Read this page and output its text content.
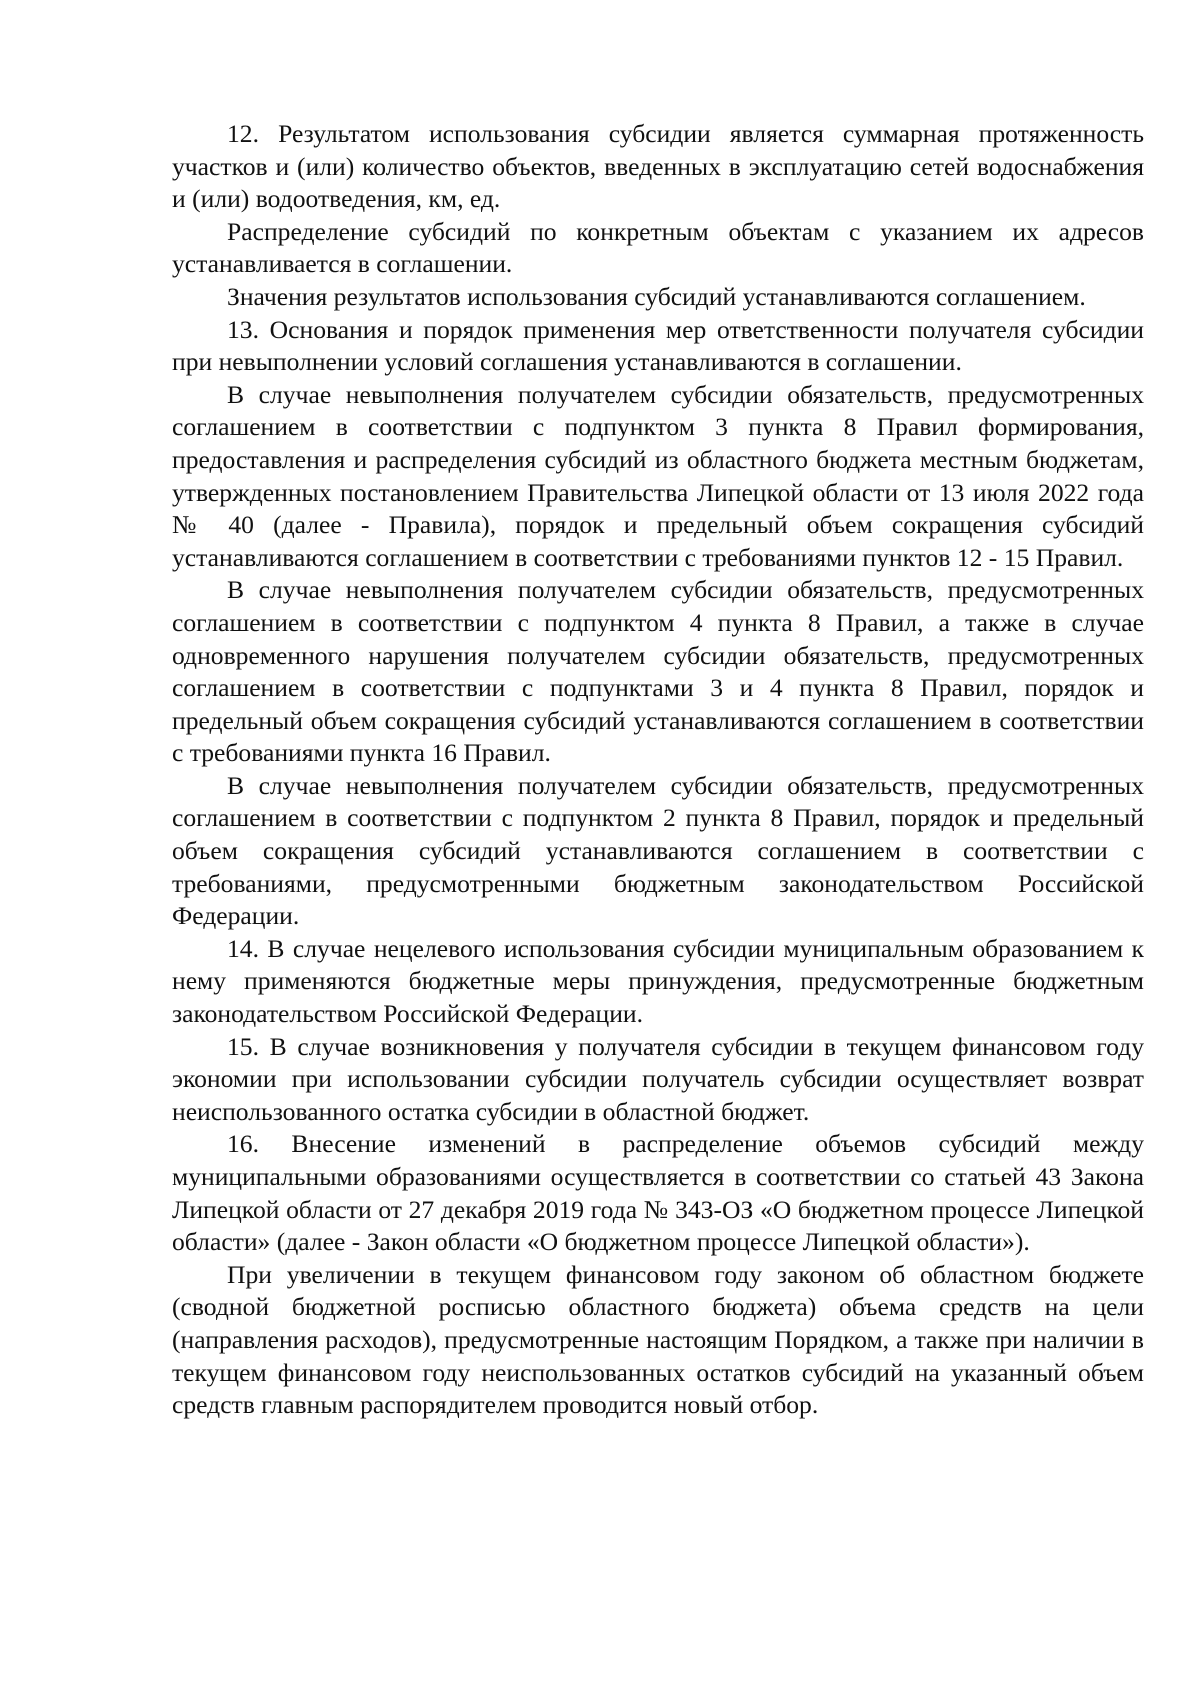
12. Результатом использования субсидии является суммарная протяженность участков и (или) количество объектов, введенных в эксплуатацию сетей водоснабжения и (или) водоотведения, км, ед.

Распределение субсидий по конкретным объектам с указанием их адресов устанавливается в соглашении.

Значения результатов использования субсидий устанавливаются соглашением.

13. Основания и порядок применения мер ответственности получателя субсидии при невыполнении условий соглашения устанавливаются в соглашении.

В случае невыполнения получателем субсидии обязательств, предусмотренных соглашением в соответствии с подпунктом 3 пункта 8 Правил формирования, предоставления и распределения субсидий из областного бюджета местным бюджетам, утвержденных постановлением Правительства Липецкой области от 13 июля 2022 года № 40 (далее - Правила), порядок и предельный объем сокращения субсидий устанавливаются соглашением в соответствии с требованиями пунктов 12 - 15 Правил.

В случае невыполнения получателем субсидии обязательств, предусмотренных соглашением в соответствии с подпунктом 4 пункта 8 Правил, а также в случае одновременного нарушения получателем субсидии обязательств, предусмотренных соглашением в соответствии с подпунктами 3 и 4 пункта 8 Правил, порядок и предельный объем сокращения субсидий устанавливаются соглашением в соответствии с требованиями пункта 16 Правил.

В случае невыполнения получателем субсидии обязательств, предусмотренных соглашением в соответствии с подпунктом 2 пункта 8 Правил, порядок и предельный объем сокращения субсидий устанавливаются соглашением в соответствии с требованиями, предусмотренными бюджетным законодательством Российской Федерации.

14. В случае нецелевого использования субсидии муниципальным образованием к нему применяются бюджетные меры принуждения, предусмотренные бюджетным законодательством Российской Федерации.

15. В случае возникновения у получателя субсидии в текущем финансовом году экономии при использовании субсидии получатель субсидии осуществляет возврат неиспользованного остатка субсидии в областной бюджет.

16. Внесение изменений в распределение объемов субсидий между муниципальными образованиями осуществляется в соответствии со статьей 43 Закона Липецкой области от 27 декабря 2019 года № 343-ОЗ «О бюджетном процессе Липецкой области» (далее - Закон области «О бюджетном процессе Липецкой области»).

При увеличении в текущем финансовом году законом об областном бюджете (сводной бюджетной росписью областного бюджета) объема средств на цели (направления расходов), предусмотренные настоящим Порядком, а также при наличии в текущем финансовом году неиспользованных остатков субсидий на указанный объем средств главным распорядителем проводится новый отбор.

···

• Aim:
Take the listing above and restate it word for word, without its pictures.

• Output for this exercise:
Read this page and output its text content.
12. Результатом использования субсидии является суммарная протяженность участков и (или) количество объектов, введенных в эксплуатацию сетей водоснабжения и (или) водоотведения, км, ед.

Распределение субсидий по конкретным объектам с указанием их адресов устанавливается в соглашении.

Значения результатов использования субсидий устанавливаются соглашением.

13. Основания и порядок применения мер ответственности получателя субсидии при невыполнении условий соглашения устанавливаются в соглашении.

В случае невыполнения получателем субсидии обязательств, предусмотренных соглашением в соответствии с подпунктом 3 пункта 8 Правил формирования, предоставления и распределения субсидий из областного бюджета местным бюджетам, утвержденных постановлением Правительства Липецкой области от 13 июля 2022 года № 40 (далее - Правила), порядок и предельный объем сокращения субсидий устанавливаются соглашением в соответствии с требованиями пунктов 12 - 15 Правил.

В случае невыполнения получателем субсидии обязательств, предусмотренных соглашением в соответствии с подпунктом 4 пункта 8 Правил, а также в случае одновременного нарушения получателем субсидии обязательств, предусмотренных соглашением в соответствии с подпунктами 3 и 4 пункта 8 Правил, порядок и предельный объем сокращения субсидий устанавливаются соглашением в соответствии с требованиями пункта 16 Правил.

В случае невыполнения получателем субсидии обязательств, предусмотренных соглашением в соответствии с подпунктом 2 пункта 8 Правил, порядок и предельный объем сокращения субсидий устанавливаются соглашением в соответствии с требованиями, предусмотренными бюджетным законодательством Российской Федерации.

14. В случае нецелевого использования субсидии муниципальным образованием к нему применяются бюджетные меры принуждения, предусмотренные бюджетным законодательством Российской Федерации.

15. В случае возникновения у получателя субсидии в текущем финансовом году экономии при использовании субсидии получатель субсидии осуществляет возврат неиспользованного остатка субсидии в областной бюджет.

16. Внесение изменений в распределение объемов субсидий между муниципальными образованиями осуществляется в соответствии со статьей 43 Закона Липецкой области от 27 декабря 2019 года № 343-ОЗ «О бюджетном процессе Липецкой области» (далее - Закон области «О бюджетном процессе Липецкой области»).

При увеличении в текущем финансовом году законом об областном бюджете (сводной бюджетной росписью областного бюджета) объема средств на цели (направления расходов), предусмотренные настоящим Порядком, а также при наличии в текущем финансовом году неиспользованных остатков субсидий на указанный объем средств главным распорядителем проводится новый отбор.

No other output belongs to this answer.